(Stored data entries)
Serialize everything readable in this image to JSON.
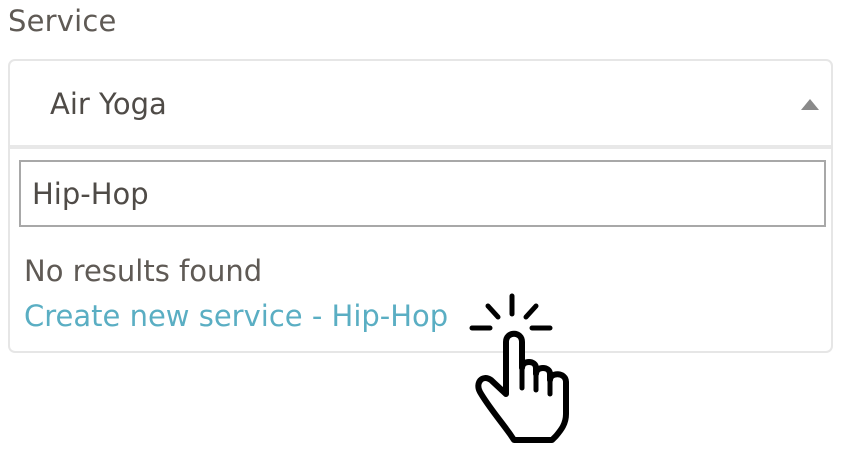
{
  "field": {
    "label": "Service"
  },
  "select": {
    "selected_value": "Air Yoga",
    "caret_icon": "caret-up-icon",
    "search": {
      "value": "Hip-Hop",
      "placeholder": ""
    },
    "no_results_text": "No results found",
    "create_link_label": "Create new service - Hip-Hop"
  },
  "overlay": {
    "cursor_icon": "hand-click-cursor-icon"
  },
  "colors": {
    "label_text": "#5f5a55",
    "value_text": "#4f4b47",
    "link": "#5aaec3",
    "border": "#e6e6e6",
    "input_border": "#a8a8a8",
    "caret": "#8a8a8a"
  }
}
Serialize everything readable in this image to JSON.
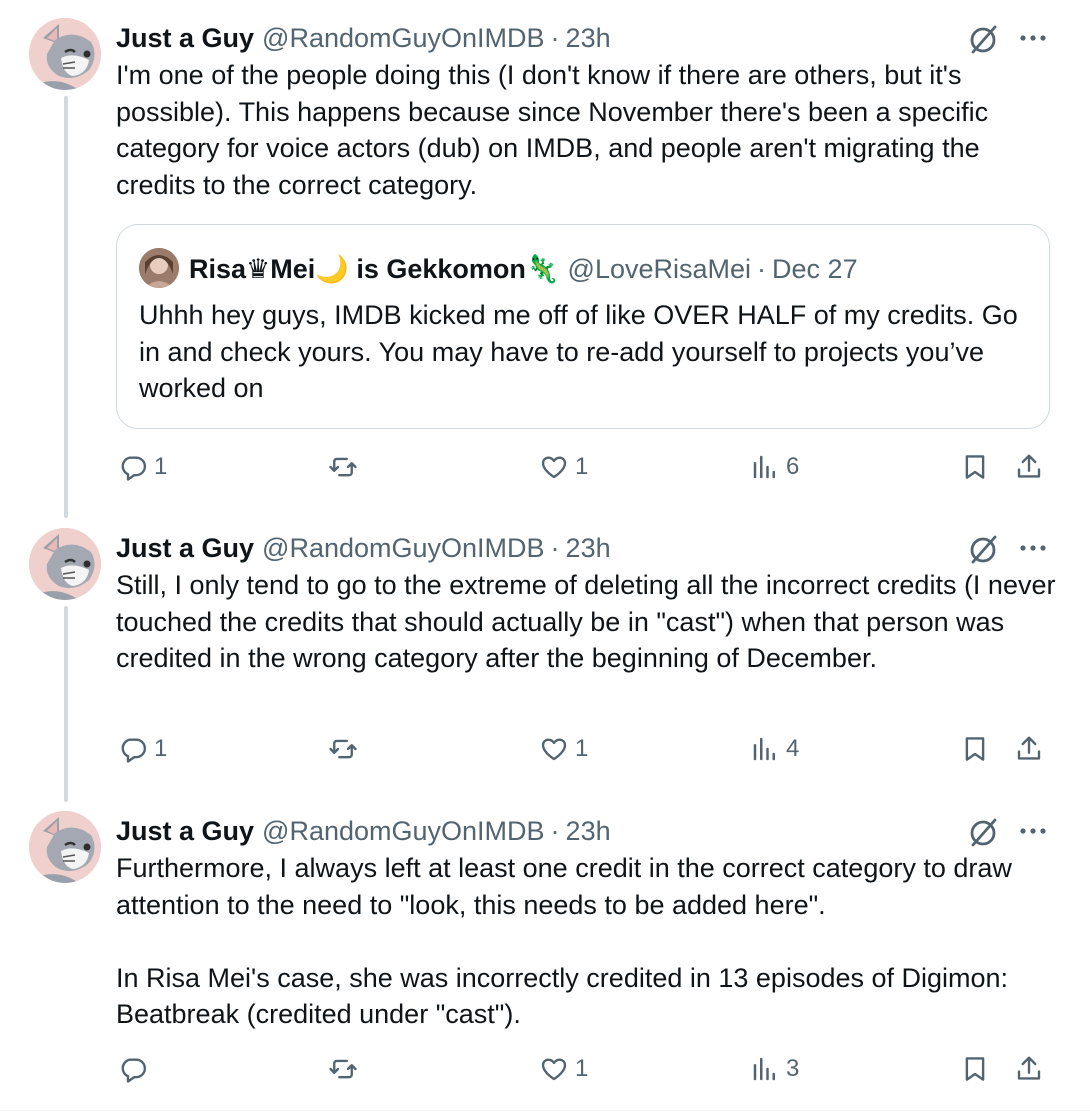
{
  "tweets": [
    {
      "name": "Just a Guy",
      "handle": "@RandomGuyOnIMDB",
      "sep": "·",
      "time": "23h",
      "paragraphs": [
        "I'm one of the people doing this (I don't know if there are others, but it's possible). This happens because since November there's been a specific category for voice actors (dub) on IMDB, and people aren't migrating the credits to the correct category."
      ],
      "quote": {
        "name": "Risa♛Mei🌙 is Gekkomon🦎",
        "handle": "@LoveRisaMei",
        "sep": "·",
        "time": "Dec 27",
        "text": "Uhhh hey guys, IMDB kicked me off of like OVER HALF of my credits. Go in and check yours. You may have to re-add yourself to projects you’ve worked on"
      },
      "replies": "1",
      "retweets": "",
      "likes": "1",
      "views": "6"
    },
    {
      "name": "Just a Guy",
      "handle": "@RandomGuyOnIMDB",
      "sep": "·",
      "time": "23h",
      "paragraphs": [
        "Still, I only tend to go to the extreme of deleting all the incorrect credits (I never touched the credits that should actually be in \"cast\") when that person was credited in the wrong category after the beginning of December."
      ],
      "replies": "1",
      "retweets": "",
      "likes": "1",
      "views": "4"
    },
    {
      "name": "Just a Guy",
      "handle": "@RandomGuyOnIMDB",
      "sep": "·",
      "time": "23h",
      "paragraphs": [
        "Furthermore, I always left at least one credit in the correct category to draw attention to the need to \"look, this needs to be added here\".",
        "In Risa Mei's case, she was incorrectly credited in 13 episodes of Digimon: Beatbreak (credited under \"cast\")."
      ],
      "replies": "",
      "retweets": "",
      "likes": "1",
      "views": "3"
    }
  ],
  "icons": {
    "reply": "reply-icon",
    "retweet": "retweet-icon",
    "like": "heart-icon",
    "views": "views-bar-chart-icon",
    "bookmark": "bookmark-icon",
    "share": "share-icon",
    "grok": "grok-icon",
    "more": "more-dots-icon"
  },
  "colors": {
    "text": "#0f1419",
    "secondary": "#536471",
    "border": "#cfd9de",
    "thread_line": "#cfd9de"
  }
}
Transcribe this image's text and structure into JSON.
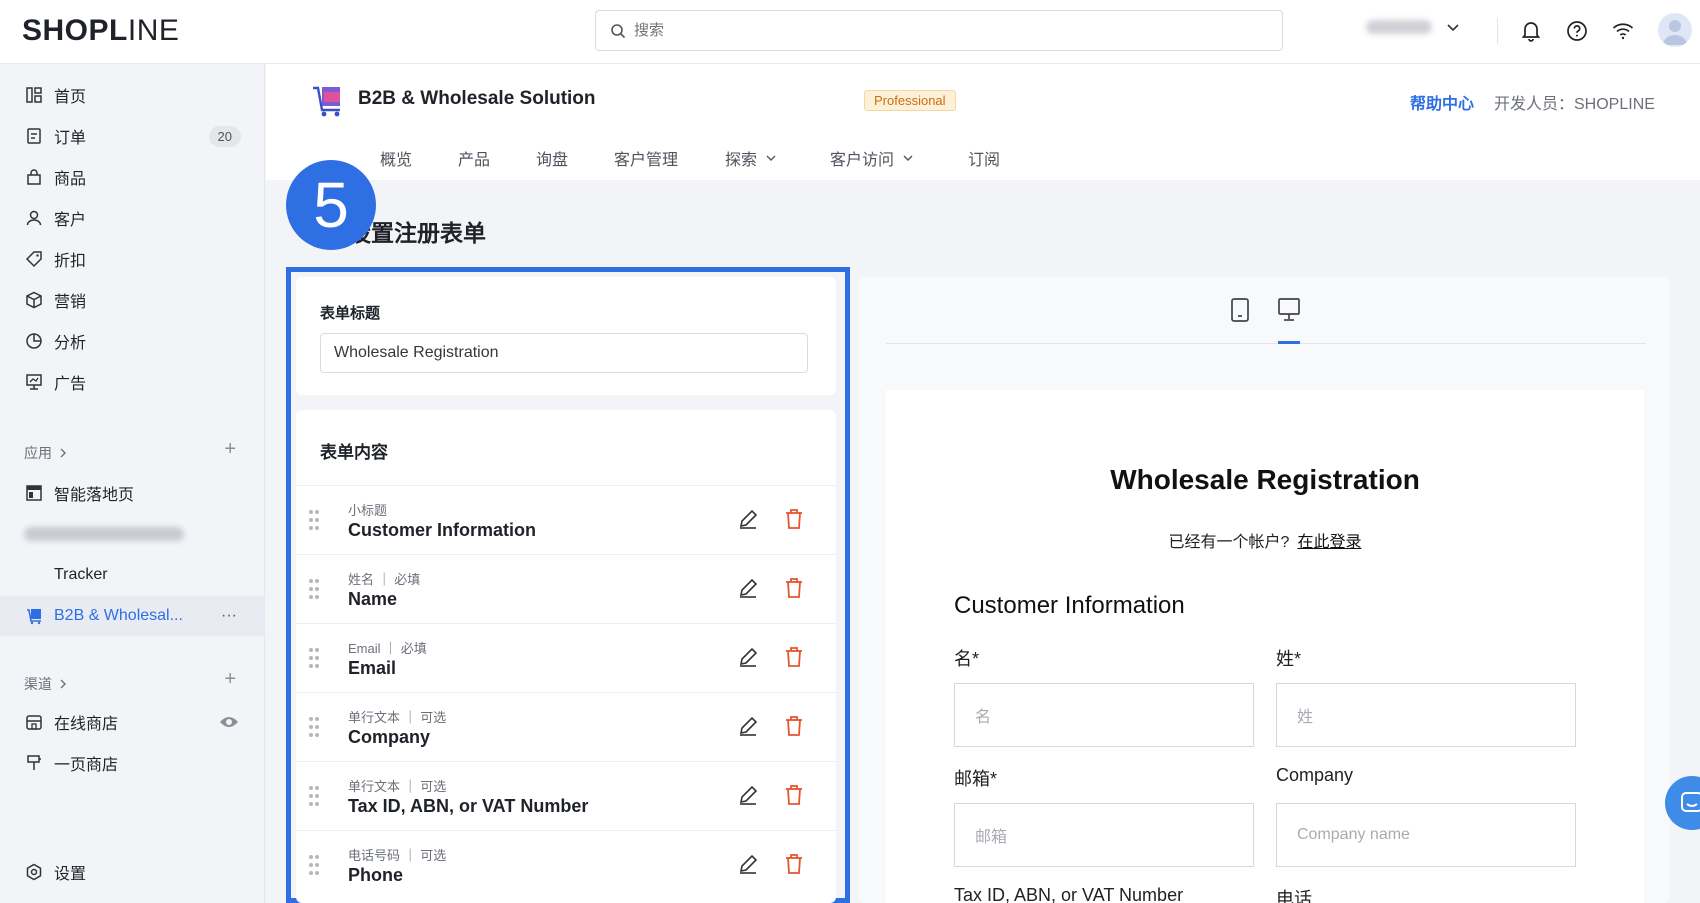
{
  "brand": {
    "logo_main": "SHOP",
    "logo_mid": "L",
    "logo_end": "INE"
  },
  "search": {
    "placeholder": "搜索"
  },
  "sidebar": {
    "items": [
      {
        "label": "首页",
        "icon": "dashboard-icon"
      },
      {
        "label": "订单",
        "icon": "order-icon",
        "badge": "20"
      },
      {
        "label": "商品",
        "icon": "bag-icon"
      },
      {
        "label": "客户",
        "icon": "user-icon"
      },
      {
        "label": "折扣",
        "icon": "tag-icon"
      },
      {
        "label": "营销",
        "icon": "cube-icon"
      },
      {
        "label": "分析",
        "icon": "pie-icon"
      },
      {
        "label": "广告",
        "icon": "ad-icon"
      }
    ],
    "apps_header": "应用",
    "apps": [
      {
        "label": "智能落地页",
        "icon": "layout-icon"
      },
      {
        "label": "Tracker"
      },
      {
        "label": "B2B & Wholesal...",
        "icon": "b2b-icon",
        "more": "···"
      }
    ],
    "channels_header": "渠道",
    "channels": [
      {
        "label": "在线商店",
        "icon": "store-icon"
      },
      {
        "label": "一页商店",
        "icon": "onepage-icon"
      }
    ],
    "settings": "设置"
  },
  "app": {
    "title": "B2B & Wholesale Solution",
    "plan_badge": "Professional",
    "help_link": "帮助中心",
    "developer": "开发人员：SHOPLINE",
    "tabs": [
      "概览",
      "产品",
      "询盘",
      "客户管理",
      "探索",
      "客户访问",
      "订阅"
    ]
  },
  "step_number": "5",
  "page_title": "设置注册表单",
  "form_title_card": {
    "label": "表单标题",
    "value": "Wholesale Registration"
  },
  "form_content": {
    "label": "表单内容",
    "fields": [
      {
        "meta": "小标题",
        "name": "Customer Information"
      },
      {
        "meta": "姓名 ｜ 必填",
        "name": "Name"
      },
      {
        "meta": "Email ｜ 必填",
        "name": "Email"
      },
      {
        "meta": "单行文本 ｜ 可选",
        "name": "Company"
      },
      {
        "meta": "单行文本 ｜ 可选",
        "name": "Tax ID, ABN, or VAT Number"
      },
      {
        "meta": "电话号码 ｜ 可选",
        "name": "Phone"
      }
    ]
  },
  "preview": {
    "title": "Wholesale Registration",
    "login_prompt": "已经有一个帐户?",
    "login_link": "在此登录",
    "section": "Customer Information",
    "first_name_label": "名*",
    "first_name_ph": "名",
    "last_name_label": "姓*",
    "last_name_ph": "姓",
    "email_label": "邮箱*",
    "email_ph": "邮箱",
    "company_label": "Company",
    "company_ph": "Company name",
    "tax_label": "Tax ID, ABN, or VAT Number",
    "phone_label": "电话"
  },
  "colors": {
    "accent": "#2f6fe4",
    "danger": "#e8542f",
    "badge_bg": "#fdf0d8"
  }
}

● Problem
Copy out the whole listing exactly, and don't carry over any pictures.

● Solution to this exercise
Serialize everything readable in this image to JSON.
{
  "field": {
    "label": "Service"
  },
  "select": {
    "selected_value": "Air Yoga",
    "caret_icon": "caret-up-icon",
    "search": {
      "value": "Hip-Hop",
      "placeholder": ""
    },
    "no_results_text": "No results found",
    "create_link_label": "Create new service - Hip-Hop"
  },
  "overlay": {
    "cursor_icon": "hand-click-cursor-icon"
  },
  "colors": {
    "label_text": "#5f5a55",
    "value_text": "#4f4b47",
    "link": "#5aaec3",
    "border": "#e6e6e6",
    "input_border": "#a8a8a8",
    "caret": "#8a8a8a"
  }
}
Serialize everything readable in this image to JSON.
{
  "tweets": [
    {
      "name": "Just a Guy",
      "handle": "@RandomGuyOnIMDB",
      "sep": "·",
      "time": "23h",
      "paragraphs": [
        "I'm one of the people doing this (I don't know if there are others, but it's possible). This happens because since November there's been a specific category for voice actors (dub) on IMDB, and people aren't migrating the credits to the correct category."
      ],
      "quote": {
        "name": "Risa♛Mei🌙 is Gekkomon🦎",
        "handle": "@LoveRisaMei",
        "sep": "·",
        "time": "Dec 27",
        "text": "Uhhh hey guys, IMDB kicked me off of like OVER HALF of my credits. Go in and check yours. You may have to re-add yourself to projects you’ve worked on"
      },
      "replies": "1",
      "retweets": "",
      "likes": "1",
      "views": "6"
    },
    {
      "name": "Just a Guy",
      "handle": "@RandomGuyOnIMDB",
      "sep": "·",
      "time": "23h",
      "paragraphs": [
        "Still, I only tend to go to the extreme of deleting all the incorrect credits (I never touched the credits that should actually be in \"cast\") when that person was credited in the wrong category after the beginning of December."
      ],
      "replies": "1",
      "retweets": "",
      "likes": "1",
      "views": "4"
    },
    {
      "name": "Just a Guy",
      "handle": "@RandomGuyOnIMDB",
      "sep": "·",
      "time": "23h",
      "paragraphs": [
        "Furthermore, I always left at least one credit in the correct category to draw attention to the need to \"look, this needs to be added here\".",
        "In Risa Mei's case, she was incorrectly credited in 13 episodes of Digimon: Beatbreak (credited under \"cast\")."
      ],
      "replies": "",
      "retweets": "",
      "likes": "1",
      "views": "3"
    }
  ],
  "icons": {
    "reply": "reply-icon",
    "retweet": "retweet-icon",
    "like": "heart-icon",
    "views": "views-bar-chart-icon",
    "bookmark": "bookmark-icon",
    "share": "share-icon",
    "grok": "grok-icon",
    "more": "more-dots-icon"
  },
  "colors": {
    "text": "#0f1419",
    "secondary": "#536471",
    "border": "#cfd9de",
    "thread_line": "#cfd9de"
  }
}
Transcribe this image's text and structure into JSON.
{
  "brand": {
    "logo_main": "SHOP",
    "logo_mid": "L",
    "logo_end": "INE"
  },
  "search": {
    "placeholder": "搜索"
  },
  "sidebar": {
    "items": [
      {
        "label": "首页",
        "icon": "dashboard-icon"
      },
      {
        "label": "订单",
        "icon": "order-icon",
        "badge": "20"
      },
      {
        "label": "商品",
        "icon": "bag-icon"
      },
      {
        "label": "客户",
        "icon": "user-icon"
      },
      {
        "label": "折扣",
        "icon": "tag-icon"
      },
      {
        "label": "营销",
        "icon": "cube-icon"
      },
      {
        "label": "分析",
        "icon": "pie-icon"
      },
      {
        "label": "广告",
        "icon": "ad-icon"
      }
    ],
    "apps_header": "应用",
    "apps": [
      {
        "label": "智能落地页",
        "icon": "layout-icon"
      },
      {
        "label": "Tracker"
      },
      {
        "label": "B2B & Wholesal...",
        "icon": "b2b-icon",
        "more": "···"
      }
    ],
    "channels_header": "渠道",
    "channels": [
      {
        "label": "在线商店",
        "icon": "store-icon"
      },
      {
        "label": "一页商店",
        "icon": "onepage-icon"
      }
    ],
    "settings": "设置"
  },
  "app": {
    "title": "B2B & Wholesale Solution",
    "plan_badge": "Professional",
    "help_link": "帮助中心",
    "developer": "开发人员：SHOPLINE",
    "tabs": [
      "概览",
      "产品",
      "询盘",
      "客户管理",
      "探索",
      "客户访问",
      "订阅"
    ]
  },
  "step_number": "5",
  "page_title": "设置注册表单",
  "form_title_card": {
    "label": "表单标题",
    "value": "Wholesale Registration"
  },
  "form_content": {
    "label": "表单内容",
    "fields": [
      {
        "meta": "小标题",
        "name": "Customer Information"
      },
      {
        "meta": "姓名 ｜ 必填",
        "name": "Name"
      },
      {
        "meta": "Email ｜ 必填",
        "name": "Email"
      },
      {
        "meta": "单行文本 ｜ 可选",
        "name": "Company"
      },
      {
        "meta": "单行文本 ｜ 可选",
        "name": "Tax ID, ABN, or VAT Number"
      },
      {
        "meta": "电话号码 ｜ 可选",
        "name": "Phone"
      }
    ]
  },
  "preview": {
    "title": "Wholesale Registration",
    "login_prompt": "已经有一个帐户?",
    "login_link": "在此登录",
    "section": "Customer Information",
    "first_name_label": "名*",
    "first_name_ph": "名",
    "last_name_label": "姓*",
    "last_name_ph": "姓",
    "email_label": "邮箱*",
    "email_ph": "邮箱",
    "company_label": "Company",
    "company_ph": "Company name",
    "tax_label": "Tax ID, ABN, or VAT Number",
    "phone_label": "电话"
  },
  "colors": {
    "accent": "#2f6fe4",
    "danger": "#e8542f",
    "badge_bg": "#fdf0d8"
  }
}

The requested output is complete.